→ SHORT PROBLEM: What follows is a set of records; repeat all of them exactly.

→ EXCERPTED DATA:
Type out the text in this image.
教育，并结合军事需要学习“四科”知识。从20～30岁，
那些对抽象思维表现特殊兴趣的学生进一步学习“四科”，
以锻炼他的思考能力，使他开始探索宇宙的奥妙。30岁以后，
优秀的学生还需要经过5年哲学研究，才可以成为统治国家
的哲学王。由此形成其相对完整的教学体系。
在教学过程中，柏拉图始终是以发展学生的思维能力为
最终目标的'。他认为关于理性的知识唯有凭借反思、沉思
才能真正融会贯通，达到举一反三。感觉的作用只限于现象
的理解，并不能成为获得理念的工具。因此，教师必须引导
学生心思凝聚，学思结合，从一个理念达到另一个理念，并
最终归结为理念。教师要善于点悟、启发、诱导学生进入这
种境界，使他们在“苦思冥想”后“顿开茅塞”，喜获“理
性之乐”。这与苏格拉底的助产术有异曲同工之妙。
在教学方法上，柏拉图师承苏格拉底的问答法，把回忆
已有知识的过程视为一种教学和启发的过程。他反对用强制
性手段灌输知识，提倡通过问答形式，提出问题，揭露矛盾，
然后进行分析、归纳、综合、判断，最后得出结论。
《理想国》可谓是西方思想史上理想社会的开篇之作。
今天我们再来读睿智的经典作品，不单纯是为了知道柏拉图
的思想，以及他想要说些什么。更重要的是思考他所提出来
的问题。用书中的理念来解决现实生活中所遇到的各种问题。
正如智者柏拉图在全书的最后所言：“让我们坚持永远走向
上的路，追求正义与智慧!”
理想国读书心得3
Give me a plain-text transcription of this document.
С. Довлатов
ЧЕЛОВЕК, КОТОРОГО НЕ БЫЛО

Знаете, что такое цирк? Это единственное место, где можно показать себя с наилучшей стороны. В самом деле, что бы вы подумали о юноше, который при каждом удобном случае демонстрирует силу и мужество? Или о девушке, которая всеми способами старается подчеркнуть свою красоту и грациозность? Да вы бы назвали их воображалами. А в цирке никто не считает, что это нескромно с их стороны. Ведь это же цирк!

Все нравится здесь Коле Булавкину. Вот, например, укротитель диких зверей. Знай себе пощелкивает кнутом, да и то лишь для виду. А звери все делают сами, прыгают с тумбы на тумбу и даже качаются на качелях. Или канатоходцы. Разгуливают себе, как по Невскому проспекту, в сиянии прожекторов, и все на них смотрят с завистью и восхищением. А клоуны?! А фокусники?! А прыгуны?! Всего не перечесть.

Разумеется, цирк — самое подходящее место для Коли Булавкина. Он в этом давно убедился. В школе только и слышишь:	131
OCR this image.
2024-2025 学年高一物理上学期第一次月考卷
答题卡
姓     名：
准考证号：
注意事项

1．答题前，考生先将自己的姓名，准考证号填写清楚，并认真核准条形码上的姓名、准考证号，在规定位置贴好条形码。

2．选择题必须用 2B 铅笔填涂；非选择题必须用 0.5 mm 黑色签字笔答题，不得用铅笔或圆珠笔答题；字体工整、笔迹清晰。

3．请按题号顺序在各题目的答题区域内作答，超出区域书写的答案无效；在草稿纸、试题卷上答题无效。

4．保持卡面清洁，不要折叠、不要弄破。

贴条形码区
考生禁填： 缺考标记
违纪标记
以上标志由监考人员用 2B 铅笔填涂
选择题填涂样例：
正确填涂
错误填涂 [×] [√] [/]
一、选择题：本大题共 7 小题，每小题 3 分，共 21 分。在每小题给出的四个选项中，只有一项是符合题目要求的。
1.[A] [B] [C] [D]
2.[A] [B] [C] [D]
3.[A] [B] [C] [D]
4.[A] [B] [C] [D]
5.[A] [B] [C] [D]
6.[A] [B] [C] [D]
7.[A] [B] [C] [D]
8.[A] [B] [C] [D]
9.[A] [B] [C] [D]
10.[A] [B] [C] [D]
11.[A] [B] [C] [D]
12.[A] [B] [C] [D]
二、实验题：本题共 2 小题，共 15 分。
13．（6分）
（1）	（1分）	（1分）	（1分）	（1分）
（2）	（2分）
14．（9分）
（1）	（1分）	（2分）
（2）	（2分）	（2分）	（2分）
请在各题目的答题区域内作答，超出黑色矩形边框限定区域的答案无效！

→ FINISHED TASK:
Type out the text in this image.
教育，并结合军事需要学习“四科”知识。从20～30岁，
那些对抽象思维表现特殊兴趣的学生进一步学习“四科”，
以锻炼他的思考能力，使他开始探索宇宙的奥妙。30岁以后，
优秀的学生还需要经过5年哲学研究，才可以成为统治国家
的哲学王。由此形成其相对完整的教学体系。
在教学过程中，柏拉图始终是以发展学生的思维能力为
最终目标的'。他认为关于理性的知识唯有凭借反思、沉思
才能真正融会贯通，达到举一反三。感觉的作用只限于现象
的理解，并不能成为获得理念的工具。因此，教师必须引导
学生心思凝聚，学思结合，从一个理念达到另一个理念，并
最终归结为理念。教师要善于点悟、启发、诱导学生进入这
种境界，使他们在“苦思冥想”后“顿开茅塞”，喜获“理
性之乐”。这与苏格拉底的助产术有异曲同工之妙。
在教学方法上，柏拉图师承苏格拉底的问答法，把回忆
已有知识的过程视为一种教学和启发的过程。他反对用强制
性手段灌输知识，提倡通过问答形式，提出问题，揭露矛盾，
然后进行分析、归纳、综合、判断，最后得出结论。
《理想国》可谓是西方思想史上理想社会的开篇之作。
今天我们再来读睿智的经典作品，不单纯是为了知道柏拉图
的思想，以及他想要说些什么。更重要的是思考他所提出来
的问题。用书中的理念来解决现实生活中所遇到的各种问题。
正如智者柏拉图在全书的最后所言：“让我们坚持永远走向
上的路，追求正义与智慧!”
理想国读书心得3
Give me a plain-text transcription of this document.
С. Довлатов
ЧЕЛОВЕК, КОТОРОГО НЕ БЫЛО

Знаете, что такое цирк? Это единственное место, где можно показать себя с наилучшей стороны. В самом деле, что бы вы подумали о юноше, который при каждом удобном случае демонстрирует силу и мужество? Или о девушке, которая всеми способами старается подчеркнуть свою красоту и грациозность? Да вы бы назвали их воображалами. А в цирке никто не считает, что это нескромно с их стороны. Ведь это же цирк!

Все нравится здесь Коле Булавкину. Вот, например, укротитель диких зверей. Знай себе пощелкивает кнутом, да и то лишь для виду. А звери все делают сами, прыгают с тумбы на тумбу и даже качаются на качелях. Или канатоходцы. Разгуливают себе, как по Невскому проспекту, в сиянии прожекторов, и все на них смотрят с завистью и восхищением. А клоуны?! А фокусники?! А прыгуны?! Всего не перечесть.

Разумеется, цирк — самое подходящее место для Коли Булавкина. Он в этом давно убедился. В школе только и слышишь:	131
OCR this image.
2024-2025 学年高一物理上学期第一次月考卷
答题卡
姓     名：
准考证号：
注意事项

1．答题前，考生先将自己的姓名，准考证号填写清楚，并认真核准条形码上的姓名、准考证号，在规定位置贴好条形码。

2．选择题必须用 2B 铅笔填涂；非选择题必须用 0.5 mm 黑色签字笔答题，不得用铅笔或圆珠笔答题；字体工整、笔迹清晰。

3．请按题号顺序在各题目的答题区域内作答，超出区域书写的答案无效；在草稿纸、试题卷上答题无效。

4．保持卡面清洁，不要折叠、不要弄破。

贴条形码区
考生禁填： 缺考标记
违纪标记
以上标志由监考人员用 2B 铅笔填涂
选择题填涂样例：
正确填涂
错误填涂 [×] [√] [/]
一、选择题：本大题共 7 小题，每小题 3 分，共 21 分。在每小题给出的四个选项中，只有一项是符合题目要求的。
1.[A] [B] [C] [D]
2.[A] [B] [C] [D]
3.[A] [B] [C] [D]
4.[A] [B] [C] [D]
5.[A] [B] [C] [D]
6.[A] [B] [C] [D]
7.[A] [B] [C] [D]
8.[A] [B] [C] [D]
9.[A] [B] [C] [D]
10.[A] [B] [C] [D]
11.[A] [B] [C] [D]
12.[A] [B] [C] [D]
二、实验题：本题共 2 小题，共 15 分。
13．（6分）
（1）	（1分）	（1分）	（1分）	（1分）
（2）	（2分）
14．（9分）
（1）	（1分）	（2分）
（2）	（2分）	（2分）	（2分）
请在各题目的答题区域内作答，超出黑色矩形边框限定区域的答案无效！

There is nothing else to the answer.